------ PROVIDED INFORMATION ------

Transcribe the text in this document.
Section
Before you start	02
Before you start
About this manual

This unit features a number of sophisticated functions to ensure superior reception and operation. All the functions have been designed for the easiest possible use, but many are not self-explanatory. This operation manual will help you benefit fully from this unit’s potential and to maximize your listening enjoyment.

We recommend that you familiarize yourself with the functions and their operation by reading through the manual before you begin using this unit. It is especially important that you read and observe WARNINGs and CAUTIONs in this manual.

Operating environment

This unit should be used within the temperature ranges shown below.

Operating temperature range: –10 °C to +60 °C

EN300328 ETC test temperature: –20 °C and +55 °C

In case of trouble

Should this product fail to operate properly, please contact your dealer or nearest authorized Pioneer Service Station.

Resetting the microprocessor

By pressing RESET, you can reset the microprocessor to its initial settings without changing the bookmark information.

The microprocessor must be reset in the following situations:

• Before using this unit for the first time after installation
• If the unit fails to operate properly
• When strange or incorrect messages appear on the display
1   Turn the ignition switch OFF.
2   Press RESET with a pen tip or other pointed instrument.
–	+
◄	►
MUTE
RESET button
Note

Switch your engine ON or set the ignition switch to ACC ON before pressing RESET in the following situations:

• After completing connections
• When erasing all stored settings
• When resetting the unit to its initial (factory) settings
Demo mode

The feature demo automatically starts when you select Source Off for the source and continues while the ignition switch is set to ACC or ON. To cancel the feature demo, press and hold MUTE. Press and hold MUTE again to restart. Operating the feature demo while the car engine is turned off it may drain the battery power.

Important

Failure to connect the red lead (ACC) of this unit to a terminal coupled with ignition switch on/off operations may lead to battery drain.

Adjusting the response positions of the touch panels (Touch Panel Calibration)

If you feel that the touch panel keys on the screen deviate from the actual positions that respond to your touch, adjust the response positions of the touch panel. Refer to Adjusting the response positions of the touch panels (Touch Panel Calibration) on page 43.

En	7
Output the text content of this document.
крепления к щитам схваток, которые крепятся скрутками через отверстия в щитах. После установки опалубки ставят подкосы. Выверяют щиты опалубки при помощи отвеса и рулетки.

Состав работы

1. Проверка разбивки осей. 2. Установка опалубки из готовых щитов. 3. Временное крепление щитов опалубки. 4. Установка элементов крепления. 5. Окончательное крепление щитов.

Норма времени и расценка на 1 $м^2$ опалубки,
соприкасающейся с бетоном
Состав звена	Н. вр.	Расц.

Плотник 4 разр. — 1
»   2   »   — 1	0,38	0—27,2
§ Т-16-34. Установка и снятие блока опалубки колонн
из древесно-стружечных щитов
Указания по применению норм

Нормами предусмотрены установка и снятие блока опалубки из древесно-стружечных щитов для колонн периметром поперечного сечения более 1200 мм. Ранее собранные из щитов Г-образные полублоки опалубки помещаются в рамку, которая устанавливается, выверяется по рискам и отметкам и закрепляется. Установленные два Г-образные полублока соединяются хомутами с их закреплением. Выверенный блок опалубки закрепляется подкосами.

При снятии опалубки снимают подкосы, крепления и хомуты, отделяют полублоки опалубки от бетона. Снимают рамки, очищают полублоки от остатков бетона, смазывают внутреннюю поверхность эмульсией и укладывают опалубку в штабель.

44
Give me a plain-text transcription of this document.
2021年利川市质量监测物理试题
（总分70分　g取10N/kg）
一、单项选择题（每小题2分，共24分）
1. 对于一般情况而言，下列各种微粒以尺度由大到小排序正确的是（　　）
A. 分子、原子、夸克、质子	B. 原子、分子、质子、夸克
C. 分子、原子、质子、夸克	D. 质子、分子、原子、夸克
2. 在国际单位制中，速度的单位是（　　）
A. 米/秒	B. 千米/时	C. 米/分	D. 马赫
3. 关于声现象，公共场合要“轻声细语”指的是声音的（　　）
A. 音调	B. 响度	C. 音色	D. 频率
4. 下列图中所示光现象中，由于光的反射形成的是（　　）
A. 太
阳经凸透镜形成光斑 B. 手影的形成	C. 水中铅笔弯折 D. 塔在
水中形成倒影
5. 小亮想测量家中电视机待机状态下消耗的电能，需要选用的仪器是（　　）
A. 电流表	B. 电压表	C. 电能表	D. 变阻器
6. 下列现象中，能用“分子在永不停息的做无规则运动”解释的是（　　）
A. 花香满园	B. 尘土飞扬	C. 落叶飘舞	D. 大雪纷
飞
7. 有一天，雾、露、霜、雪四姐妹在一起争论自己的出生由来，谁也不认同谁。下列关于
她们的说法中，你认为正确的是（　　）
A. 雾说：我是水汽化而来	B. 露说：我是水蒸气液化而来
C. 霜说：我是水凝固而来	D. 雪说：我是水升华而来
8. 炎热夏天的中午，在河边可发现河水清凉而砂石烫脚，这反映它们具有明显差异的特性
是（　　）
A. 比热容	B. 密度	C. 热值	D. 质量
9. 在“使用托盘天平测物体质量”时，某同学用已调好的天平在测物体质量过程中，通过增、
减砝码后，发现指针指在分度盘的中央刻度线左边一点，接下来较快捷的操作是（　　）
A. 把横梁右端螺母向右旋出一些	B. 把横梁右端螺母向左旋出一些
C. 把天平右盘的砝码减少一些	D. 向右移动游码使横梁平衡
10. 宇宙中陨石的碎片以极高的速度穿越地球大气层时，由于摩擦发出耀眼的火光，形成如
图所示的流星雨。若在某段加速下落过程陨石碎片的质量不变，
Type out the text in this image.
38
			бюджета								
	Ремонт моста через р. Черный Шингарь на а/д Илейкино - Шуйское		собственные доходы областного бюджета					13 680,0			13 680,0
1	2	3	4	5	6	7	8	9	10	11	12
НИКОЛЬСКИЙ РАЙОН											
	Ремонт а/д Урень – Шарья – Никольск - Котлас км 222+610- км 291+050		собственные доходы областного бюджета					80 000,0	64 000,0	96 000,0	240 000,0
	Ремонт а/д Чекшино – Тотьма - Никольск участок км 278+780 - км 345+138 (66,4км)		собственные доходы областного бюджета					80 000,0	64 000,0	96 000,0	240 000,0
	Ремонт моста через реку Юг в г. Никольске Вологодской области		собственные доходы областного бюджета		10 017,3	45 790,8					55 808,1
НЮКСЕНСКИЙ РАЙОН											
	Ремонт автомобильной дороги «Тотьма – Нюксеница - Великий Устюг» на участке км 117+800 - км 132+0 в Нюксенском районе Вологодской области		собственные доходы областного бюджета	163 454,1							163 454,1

------

* _WORK REQUIRED_: Among the lines of the data, identify those with the word "touch". Copy each of them.

* _SOLVED EXERCISE_:
Adjusting the response positions of the touch panels (Touch Panel Calibration)
If you feel that the touch panel keys on the screen deviate from the actual positions that respond to your touch, adjust the response positions of the touch panel. Refer to Adjusting the response positions of the touch panels (Touch Panel Calibration) on page 43.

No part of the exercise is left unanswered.